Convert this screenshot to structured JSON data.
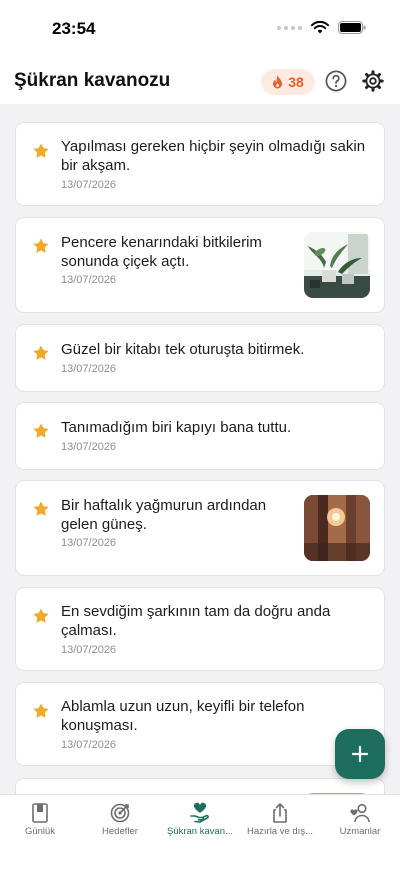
{
  "status_bar": {
    "time": "23:54"
  },
  "header": {
    "title": "Şükran kavanozu",
    "streak": {
      "icon": "flame-icon",
      "count": "38"
    },
    "help_icon": "question-circle-icon",
    "settings_icon": "gear-icon"
  },
  "entries": [
    {
      "text": "Yapılması gereken hiçbir şeyin olmadığı sakin bir akşam.",
      "date": "13/07/2026",
      "photo": false
    },
    {
      "text": "Pencere kenarındaki bitkilerim sonunda çiçek açtı.",
      "date": "13/07/2026",
      "photo": true
    },
    {
      "text": "Güzel bir kitabı tek oturuşta bitirmek.",
      "date": "13/07/2026",
      "photo": false
    },
    {
      "text": "Tanımadığım biri kapıyı bana tuttu.",
      "date": "13/07/2026",
      "photo": false
    },
    {
      "text": "Bir haftalık yağmurun ardından gelen güneş.",
      "date": "13/07/2026",
      "photo": true
    },
    {
      "text": "En sevdiğim şarkının tam da doğru anda çalması.",
      "date": "13/07/2026",
      "photo": false
    },
    {
      "text": "Ablamla uzun uzun, keyifli bir telefon konuşması.",
      "date": "13/07/2026",
      "photo": false
    }
  ],
  "fab": {
    "icon": "plus-icon"
  },
  "tabs": [
    {
      "label": "Günlük",
      "icon": "journal-icon",
      "active": false
    },
    {
      "label": "Hedefler",
      "icon": "target-icon",
      "active": false
    },
    {
      "label": "Şükran kavan...",
      "icon": "heart-hand-icon",
      "active": true
    },
    {
      "label": "Hazırla ve dış...",
      "icon": "share-icon",
      "active": false
    },
    {
      "label": "Uzmanlar",
      "icon": "person-heart-icon",
      "active": false
    }
  ],
  "colors": {
    "accent": "#1e6e60",
    "star": "#f0a929",
    "streak": "#e2622d"
  }
}
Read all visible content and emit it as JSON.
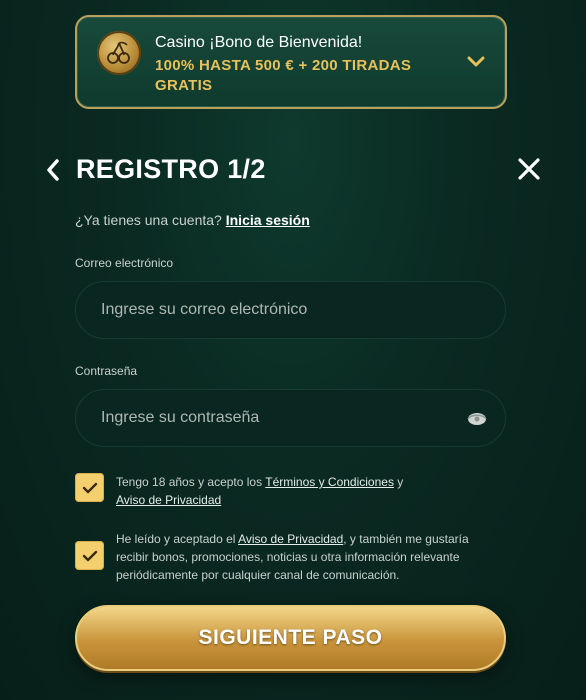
{
  "bonus": {
    "title": "Casino ¡Bono de Bienvenida!",
    "offer": "100% HASTA 500 € + 200 TIRADAS GRATIS",
    "icon": "cherry-coin-icon",
    "expand_icon": "chevron-down-icon"
  },
  "header": {
    "title": "REGISTRO 1/2",
    "back_icon": "chevron-left-icon",
    "close_icon": "close-icon"
  },
  "account": {
    "prompt": "¿Ya tienes una cuenta?",
    "login_link": "Inicia sesión"
  },
  "form": {
    "email_label": "Correo electrónico",
    "email_placeholder": "Ingrese su correo electrónico",
    "email_value": "",
    "password_label": "Contraseña",
    "password_placeholder": "Ingrese su contraseña",
    "password_value": ""
  },
  "consents": {
    "age_prefix": "Tengo 18 años y acepto los ",
    "terms_link": "Términos y Condiciones",
    "age_join": " y",
    "privacy_link": "Aviso de Privacidad",
    "age_checked": true,
    "marketing_prefix": "He leído y aceptado el ",
    "marketing_privacy_link": "Aviso de Privacidad",
    "marketing_suffix": ", y también me gustaría recibir bonos, promociones, noticias u otra información relevante periódicamente por cualquier canal de comunicación.",
    "marketing_checked": true
  },
  "submit": {
    "label": "SIGUIENTE PASO"
  },
  "colors": {
    "background": "#0a2a22",
    "accent_gold": "#e8c15a",
    "checkbox": "#f3cf6e"
  }
}
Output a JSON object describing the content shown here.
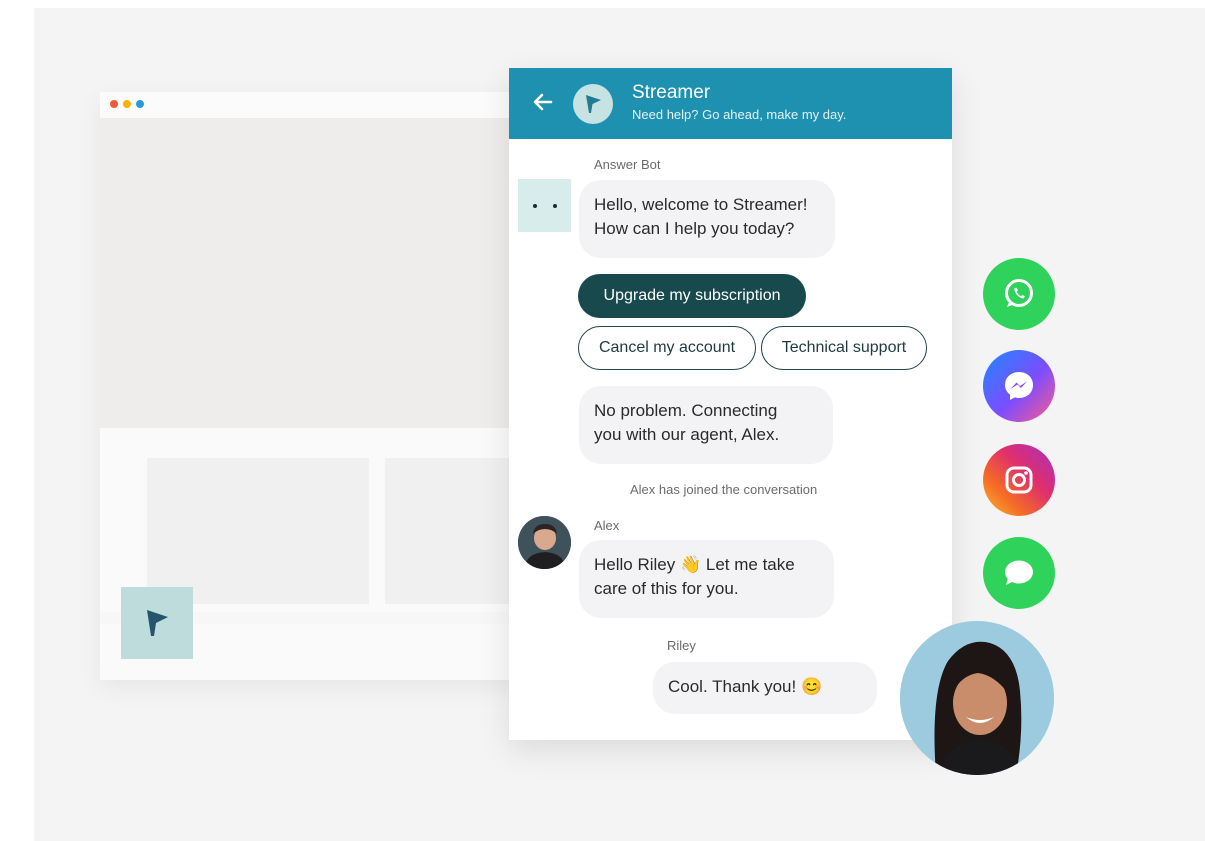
{
  "widget": {
    "title": "Streamer",
    "subtitle": "Need help? Go ahead, make my day."
  },
  "conversation": {
    "bot_name": "Answer Bot",
    "bot_greeting": [
      "Hello, welcome to Streamer!",
      "How can I help you today?"
    ],
    "quick_replies": {
      "upgrade": "Upgrade my subscription",
      "cancel": "Cancel my account",
      "technical": "Technical support"
    },
    "bot_connect": [
      "No problem. Connecting",
      "you with our agent, Alex."
    ],
    "system_event": "Alex has joined the conversation",
    "agent_name": "Alex",
    "agent_message": [
      "Hello Riley ",
      " Let me take",
      "care of this for you."
    ],
    "user_name": "Riley",
    "user_message": "Cool. Thank you! "
  },
  "emoji": {
    "wave": "👋",
    "smile": "😊"
  },
  "channels": [
    "whatsapp-icon",
    "messenger-icon",
    "instagram-icon",
    "message-icon"
  ],
  "colors": {
    "header": "#1f91b0",
    "primary_chip": "#17494d",
    "launcher": "#bfdcdc"
  }
}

■ Written task
All of the lines above should be printed exactly, minus the pictures.

■ Complete answer
Convert this screenshot to structured JSON data.
{
  "status_bar": {
    "time": "23:54"
  },
  "header": {
    "title": "Şükran kavanozu",
    "streak": {
      "icon": "flame-icon",
      "count": "38"
    },
    "help_icon": "question-circle-icon",
    "settings_icon": "gear-icon"
  },
  "entries": [
    {
      "text": "Yapılması gereken hiçbir şeyin olmadığı sakin bir akşam.",
      "date": "13/07/2026",
      "photo": false
    },
    {
      "text": "Pencere kenarındaki bitkilerim sonunda çiçek açtı.",
      "date": "13/07/2026",
      "photo": true
    },
    {
      "text": "Güzel bir kitabı tek oturuşta bitirmek.",
      "date": "13/07/2026",
      "photo": false
    },
    {
      "text": "Tanımadığım biri kapıyı bana tuttu.",
      "date": "13/07/2026",
      "photo": false
    },
    {
      "text": "Bir haftalık yağmurun ardından gelen güneş.",
      "date": "13/07/2026",
      "photo": true
    },
    {
      "text": "En sevdiğim şarkının tam da doğru anda çalması.",
      "date": "13/07/2026",
      "photo": false
    },
    {
      "text": "Ablamla uzun uzun, keyifli bir telefon konuşması.",
      "date": "13/07/2026",
      "photo": false
    }
  ],
  "fab": {
    "icon": "plus-icon"
  },
  "tabs": [
    {
      "label": "Günlük",
      "icon": "journal-icon",
      "active": false
    },
    {
      "label": "Hedefler",
      "icon": "target-icon",
      "active": false
    },
    {
      "label": "Şükran kavan...",
      "icon": "heart-hand-icon",
      "active": true
    },
    {
      "label": "Hazırla ve dış...",
      "icon": "share-icon",
      "active": false
    },
    {
      "label": "Uzmanlar",
      "icon": "person-heart-icon",
      "active": false
    }
  ],
  "colors": {
    "accent": "#1e6e60",
    "star": "#f0a929",
    "streak": "#e2622d"
  }
}
Read all visible content and emit it as JSON.
{
  "bonus": {
    "title": "Casino ¡Bono de Bienvenida!",
    "offer": "100% HASTA 500 € + 200 TIRADAS GRATIS",
    "icon": "cherry-coin-icon",
    "expand_icon": "chevron-down-icon"
  },
  "header": {
    "title": "REGISTRO 1/2",
    "back_icon": "chevron-left-icon",
    "close_icon": "close-icon"
  },
  "account": {
    "prompt": "¿Ya tienes una cuenta?",
    "login_link": "Inicia sesión"
  },
  "form": {
    "email_label": "Correo electrónico",
    "email_placeholder": "Ingrese su correo electrónico",
    "email_value": "",
    "password_label": "Contraseña",
    "password_placeholder": "Ingrese su contraseña",
    "password_value": ""
  },
  "consents": {
    "age_prefix": "Tengo 18 años y acepto los ",
    "terms_link": "Términos y Condiciones",
    "age_join": " y",
    "privacy_link": "Aviso de Privacidad",
    "age_checked": true,
    "marketing_prefix": "He leído y aceptado el ",
    "marketing_privacy_link": "Aviso de Privacidad",
    "marketing_suffix": ", y también me gustaría recibir bonos, promociones, noticias u otra información relevante periódicamente por cualquier canal de comunicación.",
    "marketing_checked": true
  },
  "submit": {
    "label": "SIGUIENTE PASO"
  },
  "colors": {
    "background": "#0a2a22",
    "accent_gold": "#e8c15a",
    "checkbox": "#f3cf6e"
  }
}
Output a JSON object describing the content shown here.
{
  "widget": {
    "title": "Streamer",
    "subtitle": "Need help? Go ahead, make my day."
  },
  "conversation": {
    "bot_name": "Answer Bot",
    "bot_greeting": [
      "Hello, welcome to Streamer!",
      "How can I help you today?"
    ],
    "quick_replies": {
      "upgrade": "Upgrade my subscription",
      "cancel": "Cancel my account",
      "technical": "Technical support"
    },
    "bot_connect": [
      "No problem. Connecting",
      "you with our agent, Alex."
    ],
    "system_event": "Alex has joined the conversation",
    "agent_name": "Alex",
    "agent_message": [
      "Hello Riley ",
      " Let me take",
      "care of this for you."
    ],
    "user_name": "Riley",
    "user_message": "Cool. Thank you! "
  },
  "emoji": {
    "wave": "👋",
    "smile": "😊"
  },
  "channels": [
    "whatsapp-icon",
    "messenger-icon",
    "instagram-icon",
    "message-icon"
  ],
  "colors": {
    "header": "#1f91b0",
    "primary_chip": "#17494d",
    "launcher": "#bfdcdc"
  }
}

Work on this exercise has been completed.